The data below is to be returned in full and exactly.

Items from a data source ->
>>

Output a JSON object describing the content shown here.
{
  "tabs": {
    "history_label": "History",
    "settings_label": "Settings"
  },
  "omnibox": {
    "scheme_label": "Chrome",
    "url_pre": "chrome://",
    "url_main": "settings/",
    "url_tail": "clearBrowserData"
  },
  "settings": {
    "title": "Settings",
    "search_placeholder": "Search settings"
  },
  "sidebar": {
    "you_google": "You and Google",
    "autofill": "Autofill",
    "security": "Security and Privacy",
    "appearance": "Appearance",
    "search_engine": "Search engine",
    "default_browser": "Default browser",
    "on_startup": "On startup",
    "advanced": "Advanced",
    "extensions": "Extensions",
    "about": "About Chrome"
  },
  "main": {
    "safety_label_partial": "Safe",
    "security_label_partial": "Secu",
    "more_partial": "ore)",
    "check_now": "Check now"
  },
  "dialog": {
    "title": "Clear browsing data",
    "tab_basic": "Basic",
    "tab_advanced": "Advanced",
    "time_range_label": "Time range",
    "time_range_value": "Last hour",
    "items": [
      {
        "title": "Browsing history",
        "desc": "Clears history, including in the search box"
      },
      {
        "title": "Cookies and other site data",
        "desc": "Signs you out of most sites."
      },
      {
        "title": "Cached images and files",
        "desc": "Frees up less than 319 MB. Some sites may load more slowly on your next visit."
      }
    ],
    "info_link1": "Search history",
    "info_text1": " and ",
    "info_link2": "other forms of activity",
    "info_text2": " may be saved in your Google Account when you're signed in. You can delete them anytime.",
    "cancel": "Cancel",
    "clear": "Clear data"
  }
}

<<

Output of the task ->
Output a JSON object describing the content shown here.
{
  "tabs": {
    "history_label": "History",
    "settings_label": "Settings"
  },
  "omnibox": {
    "scheme_label": "Chrome",
    "url_pre": "chrome://",
    "url_main": "settings/",
    "url_tail": "clearBrowserData"
  },
  "settings": {
    "title": "Settings",
    "search_placeholder": "Search settings"
  },
  "sidebar": {
    "you_google": "You and Google",
    "autofill": "Autofill",
    "security": "Security and Privacy",
    "appearance": "Appearance",
    "search_engine": "Search engine",
    "default_browser": "Default browser",
    "on_startup": "On startup",
    "advanced": "Advanced",
    "extensions": "Extensions",
    "about": "About Chrome"
  },
  "main": {
    "safety_label_partial": "Safe",
    "security_label_partial": "Secu",
    "more_partial": "ore)",
    "check_now": "Check now"
  },
  "dialog": {
    "title": "Clear browsing data",
    "tab_basic": "Basic",
    "tab_advanced": "Advanced",
    "time_range_label": "Time range",
    "time_range_value": "Last hour",
    "items": [
      {
        "title": "Browsing history",
        "desc": "Clears history, including in the search box"
      },
      {
        "title": "Cookies and other site data",
        "desc": "Signs you out of most sites."
      },
      {
        "title": "Cached images and files",
        "desc": "Frees up less than 319 MB. Some sites may load more slowly on your next visit."
      }
    ],
    "info_link1": "Search history",
    "info_text1": " and ",
    "info_link2": "other forms of activity",
    "info_text2": " may be saved in your Google Account when you're signed in. You can delete them anytime.",
    "cancel": "Cancel",
    "clear": "Clear data"
  }
}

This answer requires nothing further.